[Source records]
====================
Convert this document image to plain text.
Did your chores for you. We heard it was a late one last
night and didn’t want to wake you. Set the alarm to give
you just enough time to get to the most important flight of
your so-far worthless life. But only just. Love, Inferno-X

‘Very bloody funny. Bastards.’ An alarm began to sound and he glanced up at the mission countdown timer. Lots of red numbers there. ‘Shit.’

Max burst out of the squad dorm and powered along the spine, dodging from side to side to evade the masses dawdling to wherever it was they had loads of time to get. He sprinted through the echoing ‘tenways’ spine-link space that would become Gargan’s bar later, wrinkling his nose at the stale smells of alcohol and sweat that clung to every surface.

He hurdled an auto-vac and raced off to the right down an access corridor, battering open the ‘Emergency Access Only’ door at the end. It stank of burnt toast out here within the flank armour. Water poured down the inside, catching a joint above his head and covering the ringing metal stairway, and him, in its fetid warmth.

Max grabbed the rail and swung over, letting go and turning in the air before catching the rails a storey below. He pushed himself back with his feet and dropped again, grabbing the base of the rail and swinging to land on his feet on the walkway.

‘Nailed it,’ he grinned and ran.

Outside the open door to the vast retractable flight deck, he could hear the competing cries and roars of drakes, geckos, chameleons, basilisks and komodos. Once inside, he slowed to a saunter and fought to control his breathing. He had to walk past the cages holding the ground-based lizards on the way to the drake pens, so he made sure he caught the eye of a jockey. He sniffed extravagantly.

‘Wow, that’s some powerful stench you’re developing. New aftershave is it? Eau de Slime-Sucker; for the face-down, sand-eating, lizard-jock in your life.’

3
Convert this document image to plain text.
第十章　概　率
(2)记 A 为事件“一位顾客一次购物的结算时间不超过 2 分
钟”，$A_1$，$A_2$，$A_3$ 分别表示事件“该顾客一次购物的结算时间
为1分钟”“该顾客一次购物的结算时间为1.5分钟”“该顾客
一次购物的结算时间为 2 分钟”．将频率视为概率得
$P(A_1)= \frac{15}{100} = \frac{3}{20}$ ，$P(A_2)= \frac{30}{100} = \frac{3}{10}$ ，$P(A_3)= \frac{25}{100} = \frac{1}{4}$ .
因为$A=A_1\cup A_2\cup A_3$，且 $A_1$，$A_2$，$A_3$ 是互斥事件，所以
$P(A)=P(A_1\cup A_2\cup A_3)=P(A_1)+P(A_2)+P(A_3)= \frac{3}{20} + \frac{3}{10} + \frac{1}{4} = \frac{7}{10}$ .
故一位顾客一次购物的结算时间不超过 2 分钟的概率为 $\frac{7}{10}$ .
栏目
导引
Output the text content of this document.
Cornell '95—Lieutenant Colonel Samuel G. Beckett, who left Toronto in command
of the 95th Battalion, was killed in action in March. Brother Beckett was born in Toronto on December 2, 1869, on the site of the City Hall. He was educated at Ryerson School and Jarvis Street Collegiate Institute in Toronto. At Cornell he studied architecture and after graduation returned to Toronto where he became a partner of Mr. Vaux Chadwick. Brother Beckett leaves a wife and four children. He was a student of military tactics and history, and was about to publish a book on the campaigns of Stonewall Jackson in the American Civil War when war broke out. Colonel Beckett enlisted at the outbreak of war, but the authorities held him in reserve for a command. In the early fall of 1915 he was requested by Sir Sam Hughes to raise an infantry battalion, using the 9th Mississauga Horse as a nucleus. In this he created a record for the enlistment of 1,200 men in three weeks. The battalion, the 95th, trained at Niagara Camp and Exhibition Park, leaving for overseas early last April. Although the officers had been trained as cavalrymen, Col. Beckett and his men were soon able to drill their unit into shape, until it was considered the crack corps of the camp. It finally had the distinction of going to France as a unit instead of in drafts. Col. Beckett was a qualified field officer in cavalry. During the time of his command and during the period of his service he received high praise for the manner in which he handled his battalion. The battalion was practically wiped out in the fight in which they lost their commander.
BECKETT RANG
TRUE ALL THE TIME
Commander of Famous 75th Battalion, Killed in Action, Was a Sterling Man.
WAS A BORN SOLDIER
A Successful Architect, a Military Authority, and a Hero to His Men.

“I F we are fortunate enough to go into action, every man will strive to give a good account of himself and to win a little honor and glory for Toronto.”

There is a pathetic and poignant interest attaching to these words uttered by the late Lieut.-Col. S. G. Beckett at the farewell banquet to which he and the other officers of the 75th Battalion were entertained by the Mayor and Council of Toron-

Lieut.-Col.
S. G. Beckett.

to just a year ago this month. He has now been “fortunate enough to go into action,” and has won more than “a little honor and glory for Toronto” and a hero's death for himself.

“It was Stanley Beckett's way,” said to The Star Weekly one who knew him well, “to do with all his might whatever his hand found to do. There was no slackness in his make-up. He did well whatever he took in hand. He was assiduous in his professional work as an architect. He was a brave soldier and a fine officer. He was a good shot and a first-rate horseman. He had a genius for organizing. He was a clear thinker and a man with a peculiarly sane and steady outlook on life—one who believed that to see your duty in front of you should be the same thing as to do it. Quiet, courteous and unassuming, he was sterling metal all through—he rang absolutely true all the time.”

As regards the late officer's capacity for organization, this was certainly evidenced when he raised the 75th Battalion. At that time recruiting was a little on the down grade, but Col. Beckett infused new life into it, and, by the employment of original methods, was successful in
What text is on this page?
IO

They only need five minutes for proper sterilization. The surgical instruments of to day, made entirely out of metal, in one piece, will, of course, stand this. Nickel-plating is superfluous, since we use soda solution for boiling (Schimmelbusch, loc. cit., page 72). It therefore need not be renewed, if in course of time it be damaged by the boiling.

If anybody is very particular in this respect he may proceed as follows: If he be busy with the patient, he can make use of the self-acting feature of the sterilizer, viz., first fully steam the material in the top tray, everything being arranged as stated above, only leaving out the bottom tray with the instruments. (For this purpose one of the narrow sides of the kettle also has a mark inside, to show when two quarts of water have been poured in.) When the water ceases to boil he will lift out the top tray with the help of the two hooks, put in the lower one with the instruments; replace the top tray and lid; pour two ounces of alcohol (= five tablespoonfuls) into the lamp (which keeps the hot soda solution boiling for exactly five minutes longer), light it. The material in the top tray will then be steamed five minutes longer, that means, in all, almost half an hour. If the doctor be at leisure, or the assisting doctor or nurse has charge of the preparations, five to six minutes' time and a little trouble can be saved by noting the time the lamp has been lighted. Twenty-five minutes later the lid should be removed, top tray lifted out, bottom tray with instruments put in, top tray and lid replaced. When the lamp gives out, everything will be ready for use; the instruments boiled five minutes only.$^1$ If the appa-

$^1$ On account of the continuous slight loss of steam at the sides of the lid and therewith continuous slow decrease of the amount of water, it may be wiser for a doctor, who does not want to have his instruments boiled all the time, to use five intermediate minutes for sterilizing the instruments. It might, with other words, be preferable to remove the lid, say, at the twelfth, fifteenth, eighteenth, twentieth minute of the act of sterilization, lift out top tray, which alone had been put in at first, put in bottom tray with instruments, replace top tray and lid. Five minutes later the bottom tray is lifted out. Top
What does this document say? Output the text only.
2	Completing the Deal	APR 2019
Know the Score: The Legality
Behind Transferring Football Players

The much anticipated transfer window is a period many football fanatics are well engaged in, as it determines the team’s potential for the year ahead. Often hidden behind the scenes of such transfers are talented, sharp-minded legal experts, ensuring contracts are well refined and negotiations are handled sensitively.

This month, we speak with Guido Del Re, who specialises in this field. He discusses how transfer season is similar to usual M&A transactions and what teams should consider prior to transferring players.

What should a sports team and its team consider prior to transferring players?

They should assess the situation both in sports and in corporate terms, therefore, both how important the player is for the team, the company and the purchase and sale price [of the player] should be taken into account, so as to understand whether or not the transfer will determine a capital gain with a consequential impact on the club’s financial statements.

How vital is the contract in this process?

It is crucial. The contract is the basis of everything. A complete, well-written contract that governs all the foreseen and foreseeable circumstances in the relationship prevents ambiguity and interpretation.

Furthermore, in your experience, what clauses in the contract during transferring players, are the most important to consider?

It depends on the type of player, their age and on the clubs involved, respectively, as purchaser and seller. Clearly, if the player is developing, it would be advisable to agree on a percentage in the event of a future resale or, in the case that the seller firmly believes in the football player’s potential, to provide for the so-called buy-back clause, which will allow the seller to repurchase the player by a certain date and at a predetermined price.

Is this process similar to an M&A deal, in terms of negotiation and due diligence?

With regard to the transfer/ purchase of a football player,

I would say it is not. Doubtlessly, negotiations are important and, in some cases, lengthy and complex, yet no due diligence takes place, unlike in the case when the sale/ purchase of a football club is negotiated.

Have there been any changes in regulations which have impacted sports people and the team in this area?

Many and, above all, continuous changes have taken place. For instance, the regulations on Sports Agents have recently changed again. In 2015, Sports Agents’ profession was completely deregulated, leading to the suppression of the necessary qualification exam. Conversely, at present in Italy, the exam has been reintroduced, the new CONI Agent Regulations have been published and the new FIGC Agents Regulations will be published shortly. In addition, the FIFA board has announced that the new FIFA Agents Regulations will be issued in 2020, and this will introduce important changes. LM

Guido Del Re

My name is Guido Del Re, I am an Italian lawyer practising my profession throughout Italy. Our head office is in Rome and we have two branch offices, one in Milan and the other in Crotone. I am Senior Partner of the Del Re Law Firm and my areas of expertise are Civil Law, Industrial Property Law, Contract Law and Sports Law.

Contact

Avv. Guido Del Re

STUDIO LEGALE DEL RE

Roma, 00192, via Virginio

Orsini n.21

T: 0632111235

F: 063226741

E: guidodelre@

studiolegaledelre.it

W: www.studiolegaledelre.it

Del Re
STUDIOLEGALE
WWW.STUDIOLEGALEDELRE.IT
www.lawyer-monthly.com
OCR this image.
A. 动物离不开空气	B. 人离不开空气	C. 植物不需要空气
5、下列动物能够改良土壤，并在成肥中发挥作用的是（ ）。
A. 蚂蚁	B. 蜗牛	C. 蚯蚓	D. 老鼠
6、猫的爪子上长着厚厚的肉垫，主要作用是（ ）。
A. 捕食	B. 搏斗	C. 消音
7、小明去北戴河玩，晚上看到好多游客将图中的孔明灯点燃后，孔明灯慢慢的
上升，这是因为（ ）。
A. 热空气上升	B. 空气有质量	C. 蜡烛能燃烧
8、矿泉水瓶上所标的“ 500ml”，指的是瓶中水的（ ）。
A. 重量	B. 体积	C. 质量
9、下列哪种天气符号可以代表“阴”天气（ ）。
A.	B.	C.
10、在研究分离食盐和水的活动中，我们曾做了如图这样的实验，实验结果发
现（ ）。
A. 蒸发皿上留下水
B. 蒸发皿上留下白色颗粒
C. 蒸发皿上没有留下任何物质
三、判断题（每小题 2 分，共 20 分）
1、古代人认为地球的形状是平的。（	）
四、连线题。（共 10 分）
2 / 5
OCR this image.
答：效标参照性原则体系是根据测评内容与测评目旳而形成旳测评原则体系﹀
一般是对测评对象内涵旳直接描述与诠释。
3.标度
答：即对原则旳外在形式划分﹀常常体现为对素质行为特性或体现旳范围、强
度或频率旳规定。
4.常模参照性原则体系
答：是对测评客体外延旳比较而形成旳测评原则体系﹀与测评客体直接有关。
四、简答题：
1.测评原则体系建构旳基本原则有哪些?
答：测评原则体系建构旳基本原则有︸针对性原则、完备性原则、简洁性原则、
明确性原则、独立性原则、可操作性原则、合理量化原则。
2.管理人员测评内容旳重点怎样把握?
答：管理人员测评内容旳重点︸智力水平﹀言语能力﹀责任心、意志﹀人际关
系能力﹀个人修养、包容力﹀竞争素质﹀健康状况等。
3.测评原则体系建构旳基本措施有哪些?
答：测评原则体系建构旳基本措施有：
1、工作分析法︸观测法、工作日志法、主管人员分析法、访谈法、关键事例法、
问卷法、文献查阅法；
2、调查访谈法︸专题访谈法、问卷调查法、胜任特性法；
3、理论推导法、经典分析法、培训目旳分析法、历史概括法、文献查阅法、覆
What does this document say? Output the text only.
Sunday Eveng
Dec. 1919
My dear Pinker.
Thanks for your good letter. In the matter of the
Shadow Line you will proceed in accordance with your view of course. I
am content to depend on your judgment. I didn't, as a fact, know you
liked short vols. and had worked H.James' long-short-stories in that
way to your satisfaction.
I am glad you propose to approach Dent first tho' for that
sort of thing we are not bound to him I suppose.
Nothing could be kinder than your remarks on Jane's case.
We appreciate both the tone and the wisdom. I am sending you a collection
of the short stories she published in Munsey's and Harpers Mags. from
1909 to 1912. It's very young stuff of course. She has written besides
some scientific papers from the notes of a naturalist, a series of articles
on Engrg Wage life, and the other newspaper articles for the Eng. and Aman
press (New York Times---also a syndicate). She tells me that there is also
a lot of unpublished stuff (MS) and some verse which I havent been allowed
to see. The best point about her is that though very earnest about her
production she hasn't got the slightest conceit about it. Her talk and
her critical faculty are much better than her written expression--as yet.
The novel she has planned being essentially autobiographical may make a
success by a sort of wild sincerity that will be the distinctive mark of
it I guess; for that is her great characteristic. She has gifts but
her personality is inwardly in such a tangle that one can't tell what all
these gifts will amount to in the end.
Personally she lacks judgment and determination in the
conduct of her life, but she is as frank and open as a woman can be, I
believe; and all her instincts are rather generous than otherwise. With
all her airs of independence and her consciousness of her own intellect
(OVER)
====================
From the entries above, copy out every line where the string "such" appears.

The much anticipated transfer window is a period many football fanatics are well engaged in, as it determines the team’s potential for the year ahead. Often hidden behind the scenes of such transfers are talented, sharp-minded legal experts, ensuring contracts are well refined and negotiations are handled sensitively.
her personality is inwardly in such a tangle that one can't tell what all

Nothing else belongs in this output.